Exercise input

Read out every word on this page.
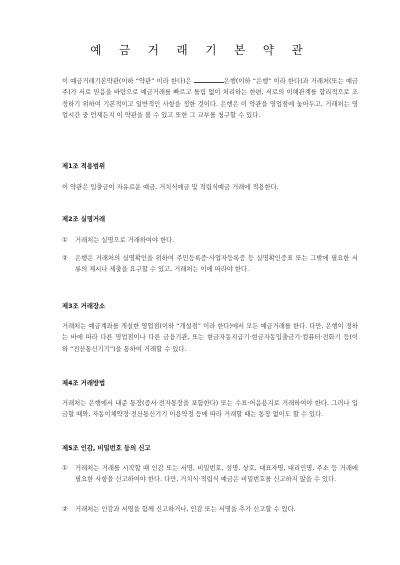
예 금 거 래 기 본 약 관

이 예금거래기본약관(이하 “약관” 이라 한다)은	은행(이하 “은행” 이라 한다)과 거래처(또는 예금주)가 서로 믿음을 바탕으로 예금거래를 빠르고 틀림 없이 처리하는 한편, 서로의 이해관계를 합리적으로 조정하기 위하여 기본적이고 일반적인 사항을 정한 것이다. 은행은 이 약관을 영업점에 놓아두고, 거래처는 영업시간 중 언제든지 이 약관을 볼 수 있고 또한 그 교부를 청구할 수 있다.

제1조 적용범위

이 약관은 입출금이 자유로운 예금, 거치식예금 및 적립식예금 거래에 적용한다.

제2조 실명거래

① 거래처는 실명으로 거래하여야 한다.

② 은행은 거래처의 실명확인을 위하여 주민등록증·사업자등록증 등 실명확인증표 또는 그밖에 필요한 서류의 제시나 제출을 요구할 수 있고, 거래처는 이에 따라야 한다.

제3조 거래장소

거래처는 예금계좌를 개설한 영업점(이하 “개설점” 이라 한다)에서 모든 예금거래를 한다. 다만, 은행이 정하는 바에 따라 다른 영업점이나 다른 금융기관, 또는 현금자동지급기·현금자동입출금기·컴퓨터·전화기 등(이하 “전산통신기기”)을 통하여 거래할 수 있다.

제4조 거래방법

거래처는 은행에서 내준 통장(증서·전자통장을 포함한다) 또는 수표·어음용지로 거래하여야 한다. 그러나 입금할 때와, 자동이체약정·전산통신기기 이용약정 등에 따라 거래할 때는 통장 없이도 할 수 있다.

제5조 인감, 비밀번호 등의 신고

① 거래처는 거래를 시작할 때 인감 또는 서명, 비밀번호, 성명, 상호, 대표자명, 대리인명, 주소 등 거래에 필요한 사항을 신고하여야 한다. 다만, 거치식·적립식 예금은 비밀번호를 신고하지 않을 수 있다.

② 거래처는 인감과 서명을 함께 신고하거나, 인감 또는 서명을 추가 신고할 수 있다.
* * *
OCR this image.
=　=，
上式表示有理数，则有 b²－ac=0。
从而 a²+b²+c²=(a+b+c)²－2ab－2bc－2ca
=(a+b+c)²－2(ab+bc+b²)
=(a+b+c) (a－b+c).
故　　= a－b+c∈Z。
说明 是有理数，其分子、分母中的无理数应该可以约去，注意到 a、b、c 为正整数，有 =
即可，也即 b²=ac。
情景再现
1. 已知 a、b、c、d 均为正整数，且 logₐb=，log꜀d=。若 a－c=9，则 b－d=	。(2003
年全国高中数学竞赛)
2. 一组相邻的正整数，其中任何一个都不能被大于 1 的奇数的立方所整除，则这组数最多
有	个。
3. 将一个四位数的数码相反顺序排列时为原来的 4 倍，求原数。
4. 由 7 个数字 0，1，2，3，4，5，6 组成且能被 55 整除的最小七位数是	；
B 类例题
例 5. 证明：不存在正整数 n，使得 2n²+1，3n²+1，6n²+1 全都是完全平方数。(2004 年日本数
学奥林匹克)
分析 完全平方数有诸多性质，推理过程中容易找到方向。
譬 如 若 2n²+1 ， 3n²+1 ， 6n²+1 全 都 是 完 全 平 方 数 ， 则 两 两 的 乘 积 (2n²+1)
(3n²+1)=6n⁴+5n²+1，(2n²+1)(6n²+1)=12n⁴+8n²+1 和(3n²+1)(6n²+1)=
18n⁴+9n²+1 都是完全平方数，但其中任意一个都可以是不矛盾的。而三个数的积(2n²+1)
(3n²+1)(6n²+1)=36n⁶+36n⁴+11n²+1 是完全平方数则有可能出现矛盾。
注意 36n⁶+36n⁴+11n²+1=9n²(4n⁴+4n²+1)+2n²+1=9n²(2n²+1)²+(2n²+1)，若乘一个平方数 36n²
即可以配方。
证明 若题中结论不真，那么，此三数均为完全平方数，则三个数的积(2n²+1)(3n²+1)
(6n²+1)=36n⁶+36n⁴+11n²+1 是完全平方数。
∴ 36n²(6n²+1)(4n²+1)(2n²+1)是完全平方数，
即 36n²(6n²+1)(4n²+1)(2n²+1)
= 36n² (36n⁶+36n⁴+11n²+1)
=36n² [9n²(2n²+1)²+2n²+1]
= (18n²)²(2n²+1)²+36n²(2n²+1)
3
...
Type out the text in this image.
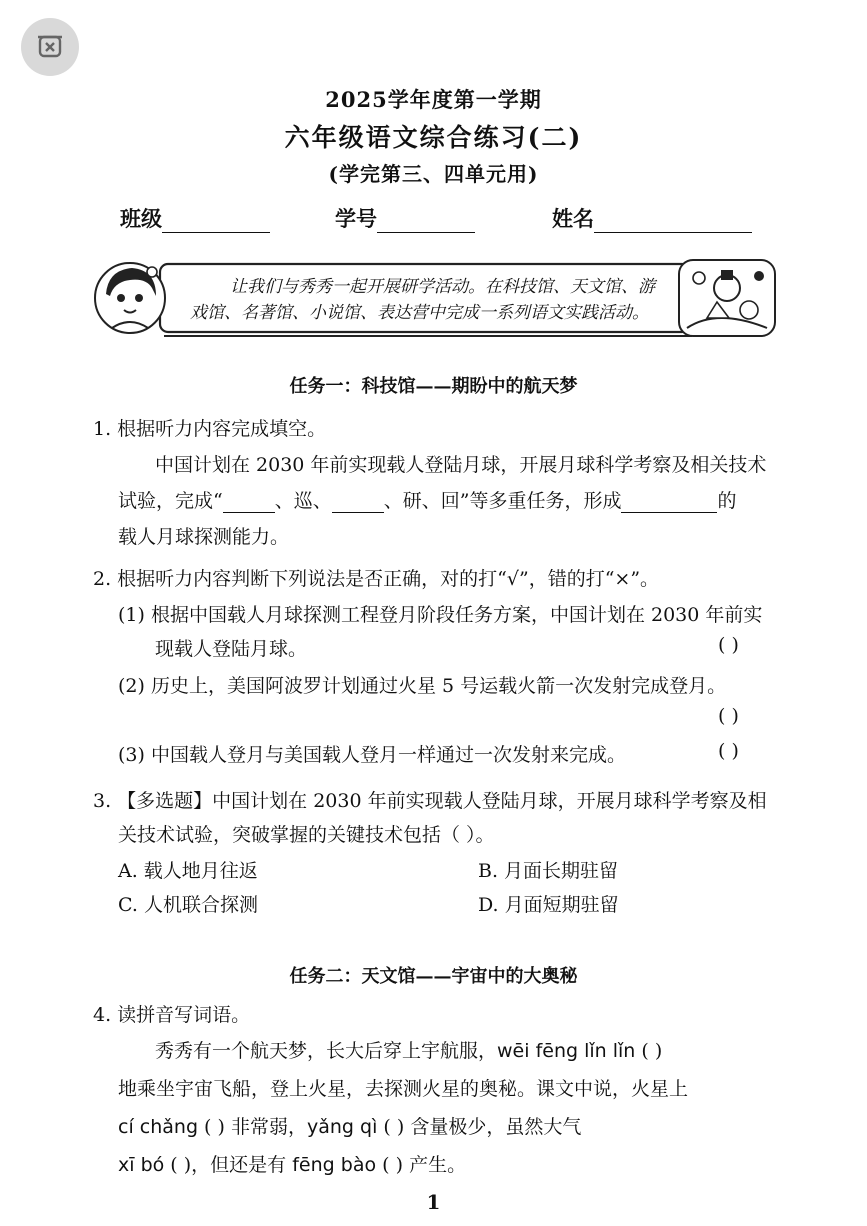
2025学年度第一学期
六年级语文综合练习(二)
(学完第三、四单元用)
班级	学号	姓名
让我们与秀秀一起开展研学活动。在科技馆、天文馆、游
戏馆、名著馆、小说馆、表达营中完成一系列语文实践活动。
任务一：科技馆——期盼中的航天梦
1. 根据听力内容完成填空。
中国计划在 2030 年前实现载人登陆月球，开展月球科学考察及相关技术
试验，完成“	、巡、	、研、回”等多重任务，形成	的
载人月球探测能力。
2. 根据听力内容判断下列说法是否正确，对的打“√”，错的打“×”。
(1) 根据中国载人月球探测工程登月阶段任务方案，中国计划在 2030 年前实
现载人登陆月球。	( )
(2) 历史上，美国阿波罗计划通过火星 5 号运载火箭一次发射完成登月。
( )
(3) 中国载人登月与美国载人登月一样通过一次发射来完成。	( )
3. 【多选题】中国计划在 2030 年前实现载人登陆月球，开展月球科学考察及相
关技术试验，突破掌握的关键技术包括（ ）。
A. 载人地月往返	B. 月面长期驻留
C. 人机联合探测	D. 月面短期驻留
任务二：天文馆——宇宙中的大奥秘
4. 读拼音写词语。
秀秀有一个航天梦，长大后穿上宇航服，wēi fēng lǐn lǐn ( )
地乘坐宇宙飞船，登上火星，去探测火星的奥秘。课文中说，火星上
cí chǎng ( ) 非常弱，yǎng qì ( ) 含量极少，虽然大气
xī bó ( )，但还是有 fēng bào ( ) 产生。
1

The task
State the number of lines in the records that include "年前实现载人登陆月球", and write nothing else.

Reply
2